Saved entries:
::::
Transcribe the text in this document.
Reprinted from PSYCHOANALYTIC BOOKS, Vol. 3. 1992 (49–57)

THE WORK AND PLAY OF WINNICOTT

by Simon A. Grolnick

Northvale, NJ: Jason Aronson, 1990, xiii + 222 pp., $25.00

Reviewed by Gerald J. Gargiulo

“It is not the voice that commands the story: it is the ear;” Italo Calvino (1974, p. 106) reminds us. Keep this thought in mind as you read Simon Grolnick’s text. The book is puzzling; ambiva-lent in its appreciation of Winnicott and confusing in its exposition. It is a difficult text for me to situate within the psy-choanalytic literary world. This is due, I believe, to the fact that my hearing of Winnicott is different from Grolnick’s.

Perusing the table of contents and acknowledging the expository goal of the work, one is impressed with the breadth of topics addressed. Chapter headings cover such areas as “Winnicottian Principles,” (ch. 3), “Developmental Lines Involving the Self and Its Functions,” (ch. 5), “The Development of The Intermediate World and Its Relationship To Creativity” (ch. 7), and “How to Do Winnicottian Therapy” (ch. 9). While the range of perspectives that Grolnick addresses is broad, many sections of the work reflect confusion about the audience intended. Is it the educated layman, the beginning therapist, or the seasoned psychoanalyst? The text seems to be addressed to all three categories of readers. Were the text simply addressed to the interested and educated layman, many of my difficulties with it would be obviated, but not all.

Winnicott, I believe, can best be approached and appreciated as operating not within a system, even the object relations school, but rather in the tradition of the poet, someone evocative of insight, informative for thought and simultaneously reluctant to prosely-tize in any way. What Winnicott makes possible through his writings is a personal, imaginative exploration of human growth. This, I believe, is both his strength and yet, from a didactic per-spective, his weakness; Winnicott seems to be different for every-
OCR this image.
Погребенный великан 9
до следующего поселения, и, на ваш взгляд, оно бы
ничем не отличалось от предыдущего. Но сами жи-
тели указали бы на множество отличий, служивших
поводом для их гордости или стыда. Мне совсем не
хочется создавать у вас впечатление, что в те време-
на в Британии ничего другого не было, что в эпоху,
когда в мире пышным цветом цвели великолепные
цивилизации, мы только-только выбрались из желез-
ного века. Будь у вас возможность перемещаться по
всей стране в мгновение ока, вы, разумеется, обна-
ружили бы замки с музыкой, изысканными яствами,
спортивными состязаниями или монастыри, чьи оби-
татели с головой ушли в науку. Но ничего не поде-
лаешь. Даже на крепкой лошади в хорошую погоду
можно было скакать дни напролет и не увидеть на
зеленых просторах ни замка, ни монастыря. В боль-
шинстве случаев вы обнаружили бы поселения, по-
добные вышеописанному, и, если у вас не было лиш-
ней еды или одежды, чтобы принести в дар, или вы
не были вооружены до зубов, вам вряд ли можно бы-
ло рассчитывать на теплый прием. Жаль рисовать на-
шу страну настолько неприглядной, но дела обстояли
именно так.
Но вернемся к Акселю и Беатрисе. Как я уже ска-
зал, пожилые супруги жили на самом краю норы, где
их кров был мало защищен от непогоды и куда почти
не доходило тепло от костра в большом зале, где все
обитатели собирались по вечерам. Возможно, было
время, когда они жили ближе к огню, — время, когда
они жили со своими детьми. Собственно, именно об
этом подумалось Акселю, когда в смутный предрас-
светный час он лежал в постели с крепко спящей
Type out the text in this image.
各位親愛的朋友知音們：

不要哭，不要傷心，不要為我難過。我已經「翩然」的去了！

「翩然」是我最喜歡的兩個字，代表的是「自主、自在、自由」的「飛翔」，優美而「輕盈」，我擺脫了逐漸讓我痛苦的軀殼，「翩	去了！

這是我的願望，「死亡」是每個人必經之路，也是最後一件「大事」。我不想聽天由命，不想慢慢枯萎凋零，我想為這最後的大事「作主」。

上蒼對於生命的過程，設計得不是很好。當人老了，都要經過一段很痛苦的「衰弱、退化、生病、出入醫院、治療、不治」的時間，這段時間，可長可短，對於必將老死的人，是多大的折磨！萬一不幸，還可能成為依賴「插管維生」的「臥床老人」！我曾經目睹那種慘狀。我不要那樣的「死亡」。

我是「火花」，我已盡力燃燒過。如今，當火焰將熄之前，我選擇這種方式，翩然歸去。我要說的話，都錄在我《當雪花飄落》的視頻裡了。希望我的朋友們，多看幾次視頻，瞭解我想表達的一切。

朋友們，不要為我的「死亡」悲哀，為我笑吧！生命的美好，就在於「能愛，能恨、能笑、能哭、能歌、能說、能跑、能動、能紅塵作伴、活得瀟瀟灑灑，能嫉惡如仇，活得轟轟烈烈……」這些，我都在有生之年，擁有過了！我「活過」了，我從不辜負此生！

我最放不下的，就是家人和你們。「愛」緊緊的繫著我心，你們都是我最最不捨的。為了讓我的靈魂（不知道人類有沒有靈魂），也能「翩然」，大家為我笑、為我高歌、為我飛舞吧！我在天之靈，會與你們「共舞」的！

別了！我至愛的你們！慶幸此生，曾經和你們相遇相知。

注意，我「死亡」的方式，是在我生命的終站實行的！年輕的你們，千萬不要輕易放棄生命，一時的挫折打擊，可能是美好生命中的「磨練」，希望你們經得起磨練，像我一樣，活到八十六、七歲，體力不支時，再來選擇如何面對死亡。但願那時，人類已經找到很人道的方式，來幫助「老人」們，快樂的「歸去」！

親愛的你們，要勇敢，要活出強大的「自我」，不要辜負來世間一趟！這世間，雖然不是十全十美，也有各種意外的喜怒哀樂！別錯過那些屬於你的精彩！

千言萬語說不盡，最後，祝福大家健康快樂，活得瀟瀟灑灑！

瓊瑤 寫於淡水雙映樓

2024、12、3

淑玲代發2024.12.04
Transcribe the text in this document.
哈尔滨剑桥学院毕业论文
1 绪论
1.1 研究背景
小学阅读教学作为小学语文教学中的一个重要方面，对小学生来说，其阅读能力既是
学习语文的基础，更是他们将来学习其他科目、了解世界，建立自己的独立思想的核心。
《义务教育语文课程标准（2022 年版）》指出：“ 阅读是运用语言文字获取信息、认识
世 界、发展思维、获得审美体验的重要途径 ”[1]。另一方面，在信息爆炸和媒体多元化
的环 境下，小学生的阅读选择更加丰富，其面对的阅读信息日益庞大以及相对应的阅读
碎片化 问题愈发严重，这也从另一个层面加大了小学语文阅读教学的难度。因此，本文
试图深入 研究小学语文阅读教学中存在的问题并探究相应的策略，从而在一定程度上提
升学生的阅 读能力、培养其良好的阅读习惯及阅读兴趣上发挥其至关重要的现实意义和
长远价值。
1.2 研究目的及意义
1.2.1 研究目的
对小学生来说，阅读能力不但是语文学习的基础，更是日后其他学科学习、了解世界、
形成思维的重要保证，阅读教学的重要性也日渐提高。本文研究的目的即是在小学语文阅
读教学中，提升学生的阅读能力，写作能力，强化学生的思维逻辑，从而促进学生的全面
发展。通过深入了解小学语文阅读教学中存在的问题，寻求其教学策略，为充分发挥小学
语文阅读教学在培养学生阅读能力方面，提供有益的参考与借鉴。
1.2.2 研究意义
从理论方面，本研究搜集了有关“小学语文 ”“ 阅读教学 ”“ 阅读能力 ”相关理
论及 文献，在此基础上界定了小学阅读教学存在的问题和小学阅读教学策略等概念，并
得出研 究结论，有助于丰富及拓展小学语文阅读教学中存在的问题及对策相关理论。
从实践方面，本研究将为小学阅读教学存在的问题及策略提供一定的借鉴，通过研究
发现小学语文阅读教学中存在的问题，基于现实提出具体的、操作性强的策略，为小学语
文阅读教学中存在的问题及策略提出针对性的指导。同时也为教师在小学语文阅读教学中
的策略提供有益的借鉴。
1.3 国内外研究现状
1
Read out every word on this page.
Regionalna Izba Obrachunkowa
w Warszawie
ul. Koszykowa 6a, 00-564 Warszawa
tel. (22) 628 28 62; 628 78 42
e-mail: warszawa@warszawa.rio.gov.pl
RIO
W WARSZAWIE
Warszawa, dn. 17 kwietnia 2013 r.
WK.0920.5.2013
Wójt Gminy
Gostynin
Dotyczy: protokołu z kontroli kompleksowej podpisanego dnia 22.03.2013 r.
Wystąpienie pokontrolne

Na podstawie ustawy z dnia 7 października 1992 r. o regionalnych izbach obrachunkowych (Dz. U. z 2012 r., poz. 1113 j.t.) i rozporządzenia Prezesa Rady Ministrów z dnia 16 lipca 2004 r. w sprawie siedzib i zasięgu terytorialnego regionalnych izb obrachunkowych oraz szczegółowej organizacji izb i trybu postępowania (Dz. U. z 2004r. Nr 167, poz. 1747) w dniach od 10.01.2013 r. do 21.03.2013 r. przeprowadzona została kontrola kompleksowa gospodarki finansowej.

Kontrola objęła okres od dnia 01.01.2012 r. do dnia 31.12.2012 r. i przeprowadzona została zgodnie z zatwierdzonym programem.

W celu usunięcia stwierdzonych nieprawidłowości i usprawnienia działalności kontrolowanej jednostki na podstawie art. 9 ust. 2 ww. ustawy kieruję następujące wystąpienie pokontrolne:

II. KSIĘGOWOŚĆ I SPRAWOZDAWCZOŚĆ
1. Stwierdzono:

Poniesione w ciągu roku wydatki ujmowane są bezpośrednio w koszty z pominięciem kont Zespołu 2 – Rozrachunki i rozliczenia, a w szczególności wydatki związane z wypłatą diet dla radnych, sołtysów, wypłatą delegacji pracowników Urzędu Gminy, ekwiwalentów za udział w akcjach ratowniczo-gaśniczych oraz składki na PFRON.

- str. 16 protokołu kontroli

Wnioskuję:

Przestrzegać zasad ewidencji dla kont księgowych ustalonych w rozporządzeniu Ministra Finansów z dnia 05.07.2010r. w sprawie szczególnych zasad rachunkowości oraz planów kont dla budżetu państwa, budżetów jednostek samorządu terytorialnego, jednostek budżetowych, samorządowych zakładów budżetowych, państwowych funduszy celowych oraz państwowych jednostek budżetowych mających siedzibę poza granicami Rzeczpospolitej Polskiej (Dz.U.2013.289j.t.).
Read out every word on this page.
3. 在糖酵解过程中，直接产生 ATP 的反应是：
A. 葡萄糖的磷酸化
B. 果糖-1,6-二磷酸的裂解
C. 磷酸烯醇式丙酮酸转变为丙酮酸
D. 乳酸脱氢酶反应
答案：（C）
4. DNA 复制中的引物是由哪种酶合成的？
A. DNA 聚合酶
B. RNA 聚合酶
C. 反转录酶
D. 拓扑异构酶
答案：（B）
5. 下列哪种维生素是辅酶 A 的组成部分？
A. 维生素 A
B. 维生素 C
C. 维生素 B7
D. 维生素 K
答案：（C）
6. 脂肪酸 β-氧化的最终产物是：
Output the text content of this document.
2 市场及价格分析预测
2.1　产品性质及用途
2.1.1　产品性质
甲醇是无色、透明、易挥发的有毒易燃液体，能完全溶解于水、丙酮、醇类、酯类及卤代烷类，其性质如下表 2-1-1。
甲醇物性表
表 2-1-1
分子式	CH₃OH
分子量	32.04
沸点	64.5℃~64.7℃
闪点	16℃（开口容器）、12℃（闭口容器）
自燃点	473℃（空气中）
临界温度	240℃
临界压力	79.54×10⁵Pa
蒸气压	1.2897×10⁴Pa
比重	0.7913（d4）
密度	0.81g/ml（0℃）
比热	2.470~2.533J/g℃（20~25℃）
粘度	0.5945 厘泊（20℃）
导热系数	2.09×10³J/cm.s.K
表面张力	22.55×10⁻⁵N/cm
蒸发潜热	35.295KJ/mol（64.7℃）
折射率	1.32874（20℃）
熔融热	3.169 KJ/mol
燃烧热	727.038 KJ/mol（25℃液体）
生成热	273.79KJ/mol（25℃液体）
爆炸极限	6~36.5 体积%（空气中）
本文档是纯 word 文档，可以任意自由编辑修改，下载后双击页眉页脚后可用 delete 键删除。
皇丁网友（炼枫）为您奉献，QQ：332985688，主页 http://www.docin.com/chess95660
::::
Written task:
From the records above, work out how many lines contain the string "Акселю". Give only the number.

Written response:
2